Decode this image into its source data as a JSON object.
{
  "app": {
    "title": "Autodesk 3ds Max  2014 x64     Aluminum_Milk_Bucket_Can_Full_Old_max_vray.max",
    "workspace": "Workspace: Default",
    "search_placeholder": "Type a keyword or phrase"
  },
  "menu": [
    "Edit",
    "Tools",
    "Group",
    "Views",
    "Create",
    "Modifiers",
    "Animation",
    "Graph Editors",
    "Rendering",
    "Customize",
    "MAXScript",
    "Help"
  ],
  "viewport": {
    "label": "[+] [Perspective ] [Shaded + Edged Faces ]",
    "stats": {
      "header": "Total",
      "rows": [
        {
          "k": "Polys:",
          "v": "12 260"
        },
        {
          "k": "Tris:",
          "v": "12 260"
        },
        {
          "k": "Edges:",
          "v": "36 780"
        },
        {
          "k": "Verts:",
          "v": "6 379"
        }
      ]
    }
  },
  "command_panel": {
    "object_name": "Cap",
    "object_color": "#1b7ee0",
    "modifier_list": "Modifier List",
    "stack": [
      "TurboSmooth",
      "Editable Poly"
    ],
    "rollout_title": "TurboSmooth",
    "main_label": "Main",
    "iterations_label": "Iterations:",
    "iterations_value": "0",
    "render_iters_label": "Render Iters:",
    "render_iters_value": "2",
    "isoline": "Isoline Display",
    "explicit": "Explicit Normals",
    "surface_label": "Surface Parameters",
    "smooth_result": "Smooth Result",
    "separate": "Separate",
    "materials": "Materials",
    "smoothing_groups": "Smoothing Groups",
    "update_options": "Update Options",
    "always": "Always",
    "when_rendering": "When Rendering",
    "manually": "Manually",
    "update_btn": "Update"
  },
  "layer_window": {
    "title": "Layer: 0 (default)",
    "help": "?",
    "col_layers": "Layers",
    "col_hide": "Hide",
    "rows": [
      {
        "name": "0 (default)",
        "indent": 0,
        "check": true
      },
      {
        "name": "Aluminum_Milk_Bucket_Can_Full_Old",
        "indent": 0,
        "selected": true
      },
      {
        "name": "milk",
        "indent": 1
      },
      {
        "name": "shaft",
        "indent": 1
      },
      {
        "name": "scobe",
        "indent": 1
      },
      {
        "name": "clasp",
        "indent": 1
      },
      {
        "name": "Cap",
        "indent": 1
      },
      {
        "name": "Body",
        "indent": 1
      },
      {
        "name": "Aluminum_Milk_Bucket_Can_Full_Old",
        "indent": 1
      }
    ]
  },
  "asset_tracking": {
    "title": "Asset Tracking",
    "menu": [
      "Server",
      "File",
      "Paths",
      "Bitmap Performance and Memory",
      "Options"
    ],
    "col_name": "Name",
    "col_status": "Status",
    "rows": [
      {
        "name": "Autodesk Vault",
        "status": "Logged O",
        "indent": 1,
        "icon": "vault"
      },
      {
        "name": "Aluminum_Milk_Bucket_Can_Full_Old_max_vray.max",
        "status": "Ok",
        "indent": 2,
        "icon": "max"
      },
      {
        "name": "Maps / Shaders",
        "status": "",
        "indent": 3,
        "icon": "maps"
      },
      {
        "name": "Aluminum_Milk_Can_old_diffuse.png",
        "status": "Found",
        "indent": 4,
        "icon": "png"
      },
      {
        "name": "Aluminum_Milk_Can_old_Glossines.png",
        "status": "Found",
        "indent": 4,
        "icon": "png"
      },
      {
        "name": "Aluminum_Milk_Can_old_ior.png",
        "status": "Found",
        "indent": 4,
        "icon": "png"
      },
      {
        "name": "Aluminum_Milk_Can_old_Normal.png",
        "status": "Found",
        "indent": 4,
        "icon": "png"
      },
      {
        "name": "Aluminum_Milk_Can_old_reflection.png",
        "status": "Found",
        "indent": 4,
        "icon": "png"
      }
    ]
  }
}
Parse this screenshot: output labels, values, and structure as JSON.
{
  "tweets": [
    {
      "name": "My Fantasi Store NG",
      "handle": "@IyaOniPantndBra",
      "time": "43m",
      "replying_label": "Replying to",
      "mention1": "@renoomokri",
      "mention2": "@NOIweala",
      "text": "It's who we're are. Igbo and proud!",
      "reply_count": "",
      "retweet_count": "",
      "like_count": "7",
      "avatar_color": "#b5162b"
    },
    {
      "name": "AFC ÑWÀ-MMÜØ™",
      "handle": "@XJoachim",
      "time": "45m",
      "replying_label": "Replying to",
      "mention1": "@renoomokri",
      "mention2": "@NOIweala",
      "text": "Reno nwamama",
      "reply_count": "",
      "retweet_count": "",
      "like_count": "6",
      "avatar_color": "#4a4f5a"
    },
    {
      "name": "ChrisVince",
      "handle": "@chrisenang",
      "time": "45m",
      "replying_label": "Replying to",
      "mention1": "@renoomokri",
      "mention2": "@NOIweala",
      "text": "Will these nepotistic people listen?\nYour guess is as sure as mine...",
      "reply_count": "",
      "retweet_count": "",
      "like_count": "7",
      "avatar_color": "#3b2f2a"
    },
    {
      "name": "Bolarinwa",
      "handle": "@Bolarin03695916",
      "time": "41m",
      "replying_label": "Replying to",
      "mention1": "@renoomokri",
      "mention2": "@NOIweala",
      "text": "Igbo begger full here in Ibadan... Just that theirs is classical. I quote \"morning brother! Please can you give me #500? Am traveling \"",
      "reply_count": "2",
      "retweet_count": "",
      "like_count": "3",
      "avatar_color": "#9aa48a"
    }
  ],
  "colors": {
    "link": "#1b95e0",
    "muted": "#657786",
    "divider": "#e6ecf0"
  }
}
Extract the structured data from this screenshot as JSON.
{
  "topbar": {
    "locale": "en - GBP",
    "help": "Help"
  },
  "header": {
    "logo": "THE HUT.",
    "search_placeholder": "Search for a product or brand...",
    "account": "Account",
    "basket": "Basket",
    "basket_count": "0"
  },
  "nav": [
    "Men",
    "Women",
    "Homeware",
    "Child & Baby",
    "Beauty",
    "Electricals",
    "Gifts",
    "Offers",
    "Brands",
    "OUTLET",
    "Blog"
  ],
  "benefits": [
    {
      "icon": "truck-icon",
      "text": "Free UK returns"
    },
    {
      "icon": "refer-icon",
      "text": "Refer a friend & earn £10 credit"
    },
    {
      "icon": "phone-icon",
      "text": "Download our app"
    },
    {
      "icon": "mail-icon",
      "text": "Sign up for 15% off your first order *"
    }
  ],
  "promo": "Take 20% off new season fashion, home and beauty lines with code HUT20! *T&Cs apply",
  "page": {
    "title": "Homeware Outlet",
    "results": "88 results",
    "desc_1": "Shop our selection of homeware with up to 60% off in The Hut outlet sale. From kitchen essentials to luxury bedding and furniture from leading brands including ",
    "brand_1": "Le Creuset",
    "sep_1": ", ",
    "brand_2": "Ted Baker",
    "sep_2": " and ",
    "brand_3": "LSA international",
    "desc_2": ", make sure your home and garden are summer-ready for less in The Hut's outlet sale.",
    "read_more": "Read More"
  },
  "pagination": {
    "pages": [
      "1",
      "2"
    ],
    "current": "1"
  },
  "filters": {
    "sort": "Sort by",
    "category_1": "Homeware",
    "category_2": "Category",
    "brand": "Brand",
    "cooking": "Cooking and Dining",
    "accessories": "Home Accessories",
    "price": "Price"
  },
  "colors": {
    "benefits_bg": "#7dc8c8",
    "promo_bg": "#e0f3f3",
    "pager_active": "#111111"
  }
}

• _Exercise details_
Restate each of the entries above verbatim.

• _Result for this exercise_
Decode this image into its source data as a JSON object.
{
  "app": {
    "title": "Autodesk 3ds Max  2014 x64     Aluminum_Milk_Bucket_Can_Full_Old_max_vray.max",
    "workspace": "Workspace: Default",
    "search_placeholder": "Type a keyword or phrase"
  },
  "menu": [
    "Edit",
    "Tools",
    "Group",
    "Views",
    "Create",
    "Modifiers",
    "Animation",
    "Graph Editors",
    "Rendering",
    "Customize",
    "MAXScript",
    "Help"
  ],
  "viewport": {
    "label": "[+] [Perspective ] [Shaded + Edged Faces ]",
    "stats": {
      "header": "Total",
      "rows": [
        {
          "k": "Polys:",
          "v": "12 260"
        },
        {
          "k": "Tris:",
          "v": "12 260"
        },
        {
          "k": "Edges:",
          "v": "36 780"
        },
        {
          "k": "Verts:",
          "v": "6 379"
        }
      ]
    }
  },
  "command_panel": {
    "object_name": "Cap",
    "object_color": "#1b7ee0",
    "modifier_list": "Modifier List",
    "stack": [
      "TurboSmooth",
      "Editable Poly"
    ],
    "rollout_title": "TurboSmooth",
    "main_label": "Main",
    "iterations_label": "Iterations:",
    "iterations_value": "0",
    "render_iters_label": "Render Iters:",
    "render_iters_value": "2",
    "isoline": "Isoline Display",
    "explicit": "Explicit Normals",
    "surface_label": "Surface Parameters",
    "smooth_result": "Smooth Result",
    "separate": "Separate",
    "materials": "Materials",
    "smoothing_groups": "Smoothing Groups",
    "update_options": "Update Options",
    "always": "Always",
    "when_rendering": "When Rendering",
    "manually": "Manually",
    "update_btn": "Update"
  },
  "layer_window": {
    "title": "Layer: 0 (default)",
    "help": "?",
    "col_layers": "Layers",
    "col_hide": "Hide",
    "rows": [
      {
        "name": "0 (default)",
        "indent": 0,
        "check": true
      },
      {
        "name": "Aluminum_Milk_Bucket_Can_Full_Old",
        "indent": 0,
        "selected": true
      },
      {
        "name": "milk",
        "indent": 1
      },
      {
        "name": "shaft",
        "indent": 1
      },
      {
        "name": "scobe",
        "indent": 1
      },
      {
        "name": "clasp",
        "indent": 1
      },
      {
        "name": "Cap",
        "indent": 1
      },
      {
        "name": "Body",
        "indent": 1
      },
      {
        "name": "Aluminum_Milk_Bucket_Can_Full_Old",
        "indent": 1
      }
    ]
  },
  "asset_tracking": {
    "title": "Asset Tracking",
    "menu": [
      "Server",
      "File",
      "Paths",
      "Bitmap Performance and Memory",
      "Options"
    ],
    "col_name": "Name",
    "col_status": "Status",
    "rows": [
      {
        "name": "Autodesk Vault",
        "status": "Logged O",
        "indent": 1,
        "icon": "vault"
      },
      {
        "name": "Aluminum_Milk_Bucket_Can_Full_Old_max_vray.max",
        "status": "Ok",
        "indent": 2,
        "icon": "max"
      },
      {
        "name": "Maps / Shaders",
        "status": "",
        "indent": 3,
        "icon": "maps"
      },
      {
        "name": "Aluminum_Milk_Can_old_diffuse.png",
        "status": "Found",
        "indent": 4,
        "icon": "png"
      },
      {
        "name": "Aluminum_Milk_Can_old_Glossines.png",
        "status": "Found",
        "indent": 4,
        "icon": "png"
      },
      {
        "name": "Aluminum_Milk_Can_old_ior.png",
        "status": "Found",
        "indent": 4,
        "icon": "png"
      },
      {
        "name": "Aluminum_Milk_Can_old_Normal.png",
        "status": "Found",
        "indent": 4,
        "icon": "png"
      },
      {
        "name": "Aluminum_Milk_Can_old_reflection.png",
        "status": "Found",
        "indent": 4,
        "icon": "png"
      }
    ]
  }
}
Parse this screenshot: output labels, values, and structure as JSON.
{
  "tweets": [
    {
      "name": "My Fantasi Store NG",
      "handle": "@IyaOniPantndBra",
      "time": "43m",
      "replying_label": "Replying to",
      "mention1": "@renoomokri",
      "mention2": "@NOIweala",
      "text": "It's who we're are. Igbo and proud!",
      "reply_count": "",
      "retweet_count": "",
      "like_count": "7",
      "avatar_color": "#b5162b"
    },
    {
      "name": "AFC ÑWÀ-MMÜØ™",
      "handle": "@XJoachim",
      "time": "45m",
      "replying_label": "Replying to",
      "mention1": "@renoomokri",
      "mention2": "@NOIweala",
      "text": "Reno nwamama",
      "reply_count": "",
      "retweet_count": "",
      "like_count": "6",
      "avatar_color": "#4a4f5a"
    },
    {
      "name": "ChrisVince",
      "handle": "@chrisenang",
      "time": "45m",
      "replying_label": "Replying to",
      "mention1": "@renoomokri",
      "mention2": "@NOIweala",
      "text": "Will these nepotistic people listen?\nYour guess is as sure as mine...",
      "reply_count": "",
      "retweet_count": "",
      "like_count": "7",
      "avatar_color": "#3b2f2a"
    },
    {
      "name": "Bolarinwa",
      "handle": "@Bolarin03695916",
      "time": "41m",
      "replying_label": "Replying to",
      "mention1": "@renoomokri",
      "mention2": "@NOIweala",
      "text": "Igbo begger full here in Ibadan... Just that theirs is classical. I quote \"morning brother! Please can you give me #500? Am traveling \"",
      "reply_count": "2",
      "retweet_count": "",
      "like_count": "3",
      "avatar_color": "#9aa48a"
    }
  ],
  "colors": {
    "link": "#1b95e0",
    "muted": "#657786",
    "divider": "#e6ecf0"
  }
}
Extract the structured data from this screenshot as JSON.
{
  "topbar": {
    "locale": "en - GBP",
    "help": "Help"
  },
  "header": {
    "logo": "THE HUT.",
    "search_placeholder": "Search for a product or brand...",
    "account": "Account",
    "basket": "Basket",
    "basket_count": "0"
  },
  "nav": [
    "Men",
    "Women",
    "Homeware",
    "Child & Baby",
    "Beauty",
    "Electricals",
    "Gifts",
    "Offers",
    "Brands",
    "OUTLET",
    "Blog"
  ],
  "benefits": [
    {
      "icon": "truck-icon",
      "text": "Free UK returns"
    },
    {
      "icon": "refer-icon",
      "text": "Refer a friend & earn £10 credit"
    },
    {
      "icon": "phone-icon",
      "text": "Download our app"
    },
    {
      "icon": "mail-icon",
      "text": "Sign up for 15% off your first order *"
    }
  ],
  "promo": "Take 20% off new season fashion, home and beauty lines with code HUT20! *T&Cs apply",
  "page": {
    "title": "Homeware Outlet",
    "results": "88 results",
    "desc_1": "Shop our selection of homeware with up to 60% off in The Hut outlet sale. From kitchen essentials to luxury bedding and furniture from leading brands including ",
    "brand_1": "Le Creuset",
    "sep_1": ", ",
    "brand_2": "Ted Baker",
    "sep_2": " and ",
    "brand_3": "LSA international",
    "desc_2": ", make sure your home and garden are summer-ready for less in The Hut's outlet sale.",
    "read_more": "Read More"
  },
  "pagination": {
    "pages": [
      "1",
      "2"
    ],
    "current": "1"
  },
  "filters": {
    "sort": "Sort by",
    "category_1": "Homeware",
    "category_2": "Category",
    "brand": "Brand",
    "cooking": "Cooking and Dining",
    "accessories": "Home Accessories",
    "price": "Price"
  },
  "colors": {
    "benefits_bg": "#7dc8c8",
    "promo_bg": "#e0f3f3",
    "pager_active": "#111111"
  }
}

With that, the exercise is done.